PROBLEM TO SOLVE: Print the entries that appear below, exactly as written and without their pictures.

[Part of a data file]
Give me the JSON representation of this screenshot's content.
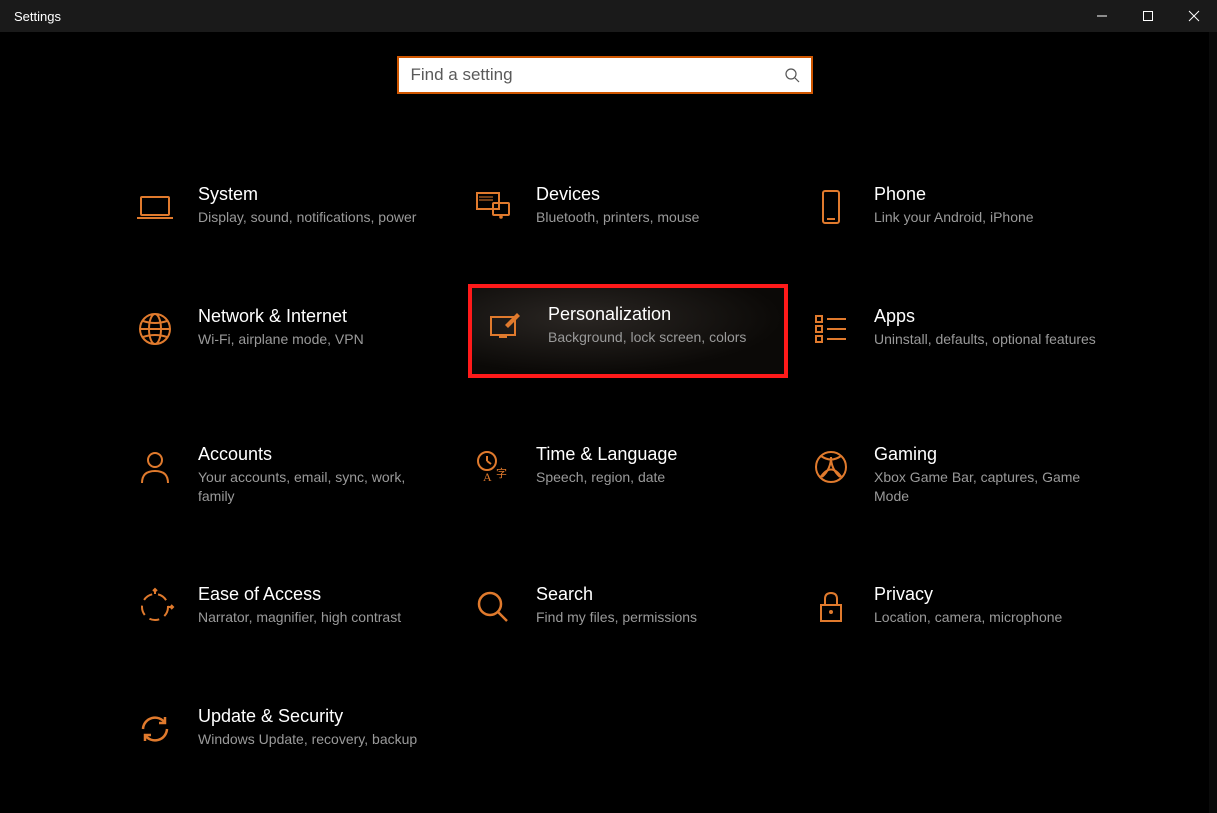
{
  "window": {
    "title": "Settings"
  },
  "search": {
    "placeholder": "Find a setting"
  },
  "accent": "#e07a2d",
  "categories": [
    {
      "id": "system",
      "title": "System",
      "desc": "Display, sound, notifications, power",
      "icon": "laptop"
    },
    {
      "id": "devices",
      "title": "Devices",
      "desc": "Bluetooth, printers, mouse",
      "icon": "devices"
    },
    {
      "id": "phone",
      "title": "Phone",
      "desc": "Link your Android, iPhone",
      "icon": "phone"
    },
    {
      "id": "network",
      "title": "Network & Internet",
      "desc": "Wi-Fi, airplane mode, VPN",
      "icon": "globe"
    },
    {
      "id": "personalization",
      "title": "Personalization",
      "desc": "Background, lock screen, colors",
      "icon": "personalize",
      "highlighted": true
    },
    {
      "id": "apps",
      "title": "Apps",
      "desc": "Uninstall, defaults, optional features",
      "icon": "apps-list"
    },
    {
      "id": "accounts",
      "title": "Accounts",
      "desc": "Your accounts, email, sync, work, family",
      "icon": "person"
    },
    {
      "id": "time-language",
      "title": "Time & Language",
      "desc": "Speech, region, date",
      "icon": "time-lang"
    },
    {
      "id": "gaming",
      "title": "Gaming",
      "desc": "Xbox Game Bar, captures, Game Mode",
      "icon": "xbox"
    },
    {
      "id": "ease-of-access",
      "title": "Ease of Access",
      "desc": "Narrator, magnifier, high contrast",
      "icon": "ease"
    },
    {
      "id": "search",
      "title": "Search",
      "desc": "Find my files, permissions",
      "icon": "search"
    },
    {
      "id": "privacy",
      "title": "Privacy",
      "desc": "Location, camera, microphone",
      "icon": "lock"
    },
    {
      "id": "update-security",
      "title": "Update & Security",
      "desc": "Windows Update, recovery, backup",
      "icon": "update"
    }
  ]
}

ANSWER IN FULL:
Give me the JSON representation of this screenshot's content.
{
  "window": {
    "title": "Settings"
  },
  "search": {
    "placeholder": "Find a setting"
  },
  "accent": "#e07a2d",
  "categories": [
    {
      "id": "system",
      "title": "System",
      "desc": "Display, sound, notifications, power",
      "icon": "laptop"
    },
    {
      "id": "devices",
      "title": "Devices",
      "desc": "Bluetooth, printers, mouse",
      "icon": "devices"
    },
    {
      "id": "phone",
      "title": "Phone",
      "desc": "Link your Android, iPhone",
      "icon": "phone"
    },
    {
      "id": "network",
      "title": "Network & Internet",
      "desc": "Wi-Fi, airplane mode, VPN",
      "icon": "globe"
    },
    {
      "id": "personalization",
      "title": "Personalization",
      "desc": "Background, lock screen, colors",
      "icon": "personalize",
      "highlighted": true
    },
    {
      "id": "apps",
      "title": "Apps",
      "desc": "Uninstall, defaults, optional features",
      "icon": "apps-list"
    },
    {
      "id": "accounts",
      "title": "Accounts",
      "desc": "Your accounts, email, sync, work, family",
      "icon": "person"
    },
    {
      "id": "time-language",
      "title": "Time & Language",
      "desc": "Speech, region, date",
      "icon": "time-lang"
    },
    {
      "id": "gaming",
      "title": "Gaming",
      "desc": "Xbox Game Bar, captures, Game Mode",
      "icon": "xbox"
    },
    {
      "id": "ease-of-access",
      "title": "Ease of Access",
      "desc": "Narrator, magnifier, high contrast",
      "icon": "ease"
    },
    {
      "id": "search",
      "title": "Search",
      "desc": "Find my files, permissions",
      "icon": "search"
    },
    {
      "id": "privacy",
      "title": "Privacy",
      "desc": "Location, camera, microphone",
      "icon": "lock"
    },
    {
      "id": "update-security",
      "title": "Update & Security",
      "desc": "Windows Update, recovery, backup",
      "icon": "update"
    }
  ]
}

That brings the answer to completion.